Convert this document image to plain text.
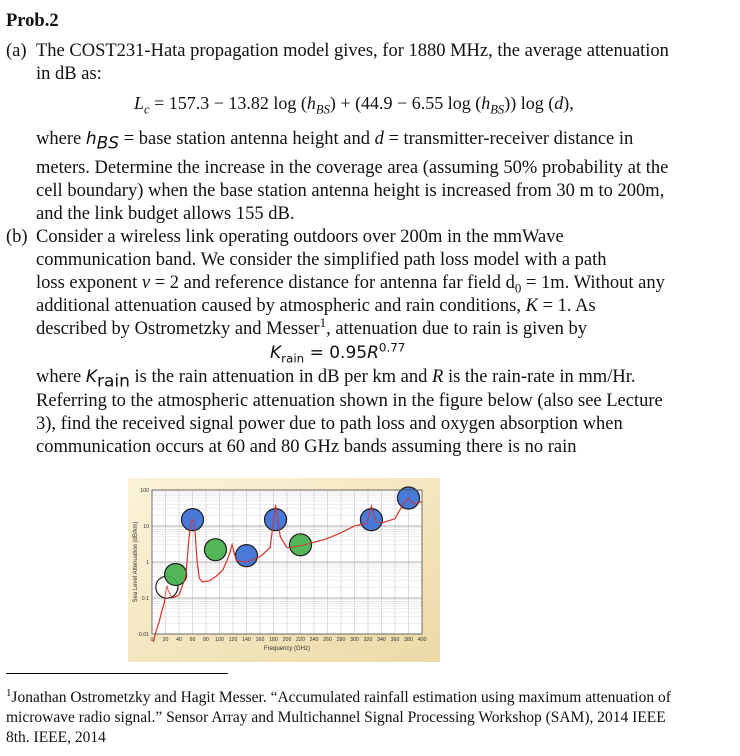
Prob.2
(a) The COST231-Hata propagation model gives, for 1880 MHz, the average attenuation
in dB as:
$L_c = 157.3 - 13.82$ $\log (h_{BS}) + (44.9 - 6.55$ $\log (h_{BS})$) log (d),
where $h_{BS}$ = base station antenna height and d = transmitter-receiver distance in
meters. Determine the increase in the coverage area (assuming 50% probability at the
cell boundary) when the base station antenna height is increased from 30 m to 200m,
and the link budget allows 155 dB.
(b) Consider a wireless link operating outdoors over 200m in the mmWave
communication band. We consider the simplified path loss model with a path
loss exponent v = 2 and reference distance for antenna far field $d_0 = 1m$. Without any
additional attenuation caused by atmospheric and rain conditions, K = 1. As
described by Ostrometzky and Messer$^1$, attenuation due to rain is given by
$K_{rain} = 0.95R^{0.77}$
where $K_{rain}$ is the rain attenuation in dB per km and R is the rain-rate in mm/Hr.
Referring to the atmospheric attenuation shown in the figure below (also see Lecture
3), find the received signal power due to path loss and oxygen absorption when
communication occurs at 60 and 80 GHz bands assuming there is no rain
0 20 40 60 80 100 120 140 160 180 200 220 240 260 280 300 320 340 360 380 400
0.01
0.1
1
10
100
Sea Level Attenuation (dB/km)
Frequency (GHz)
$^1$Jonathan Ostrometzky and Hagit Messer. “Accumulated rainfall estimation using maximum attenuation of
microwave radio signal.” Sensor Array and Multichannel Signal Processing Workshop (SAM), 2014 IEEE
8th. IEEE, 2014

########################################

### EXERCISE DETAILS
Go through the entries above and copy every line containing "signal".

### FINAL ANSWER
3), find the received signal power due to path loss and oxygen absorption when
microwave radio signal.” Sensor Array and Multichannel Signal Processing Workshop (SAM), 2014 IEEE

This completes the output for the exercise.